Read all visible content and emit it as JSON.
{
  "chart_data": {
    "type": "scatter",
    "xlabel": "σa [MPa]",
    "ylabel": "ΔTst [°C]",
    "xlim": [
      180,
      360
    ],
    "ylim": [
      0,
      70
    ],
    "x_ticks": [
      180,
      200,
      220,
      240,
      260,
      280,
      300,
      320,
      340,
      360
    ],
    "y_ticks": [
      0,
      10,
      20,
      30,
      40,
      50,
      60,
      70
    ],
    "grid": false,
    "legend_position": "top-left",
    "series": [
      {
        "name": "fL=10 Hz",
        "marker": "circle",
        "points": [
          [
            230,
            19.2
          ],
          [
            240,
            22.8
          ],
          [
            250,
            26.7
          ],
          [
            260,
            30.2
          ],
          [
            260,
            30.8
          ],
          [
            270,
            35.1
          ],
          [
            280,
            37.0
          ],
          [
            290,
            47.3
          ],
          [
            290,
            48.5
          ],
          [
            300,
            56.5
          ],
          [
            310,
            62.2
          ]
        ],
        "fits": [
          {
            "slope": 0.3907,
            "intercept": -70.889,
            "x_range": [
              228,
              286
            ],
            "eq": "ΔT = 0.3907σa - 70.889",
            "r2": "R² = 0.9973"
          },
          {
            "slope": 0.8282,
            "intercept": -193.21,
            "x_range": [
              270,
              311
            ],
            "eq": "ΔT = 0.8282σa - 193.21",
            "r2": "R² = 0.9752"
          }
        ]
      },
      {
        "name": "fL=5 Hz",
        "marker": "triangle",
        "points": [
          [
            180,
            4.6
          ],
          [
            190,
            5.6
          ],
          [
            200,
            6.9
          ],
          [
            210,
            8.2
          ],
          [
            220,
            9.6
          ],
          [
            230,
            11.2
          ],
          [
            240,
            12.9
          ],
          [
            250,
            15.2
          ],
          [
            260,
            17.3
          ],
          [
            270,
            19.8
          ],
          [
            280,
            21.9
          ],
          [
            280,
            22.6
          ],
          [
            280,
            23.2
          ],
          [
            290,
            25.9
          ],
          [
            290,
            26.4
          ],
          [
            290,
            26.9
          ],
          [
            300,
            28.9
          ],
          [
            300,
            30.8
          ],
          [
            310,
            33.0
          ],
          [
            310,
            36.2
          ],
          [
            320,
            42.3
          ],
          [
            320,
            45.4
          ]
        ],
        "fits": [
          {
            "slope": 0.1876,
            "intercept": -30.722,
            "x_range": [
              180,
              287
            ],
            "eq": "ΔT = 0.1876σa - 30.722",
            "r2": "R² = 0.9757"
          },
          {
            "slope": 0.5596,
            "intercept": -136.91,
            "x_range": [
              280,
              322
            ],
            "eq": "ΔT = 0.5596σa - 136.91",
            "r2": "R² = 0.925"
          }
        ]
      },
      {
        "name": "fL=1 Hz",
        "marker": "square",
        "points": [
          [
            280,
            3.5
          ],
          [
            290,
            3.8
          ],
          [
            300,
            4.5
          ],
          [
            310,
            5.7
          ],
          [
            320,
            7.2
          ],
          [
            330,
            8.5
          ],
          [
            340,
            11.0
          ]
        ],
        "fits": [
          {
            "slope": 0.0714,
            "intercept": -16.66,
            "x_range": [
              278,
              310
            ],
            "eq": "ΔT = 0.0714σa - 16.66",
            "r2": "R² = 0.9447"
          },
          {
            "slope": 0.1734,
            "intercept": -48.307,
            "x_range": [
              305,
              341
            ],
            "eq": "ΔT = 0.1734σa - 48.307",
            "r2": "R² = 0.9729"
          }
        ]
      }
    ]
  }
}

* * * *

= Work to be completed =
Check each line of the entries above, and show every one holding the word "intercept".

= Written reply =
            "intercept": -70.889,
            "intercept": -193.21,
            "intercept": -30.722,
            "intercept": -136.91,
            "intercept": -16.66,
            "intercept": -48.307,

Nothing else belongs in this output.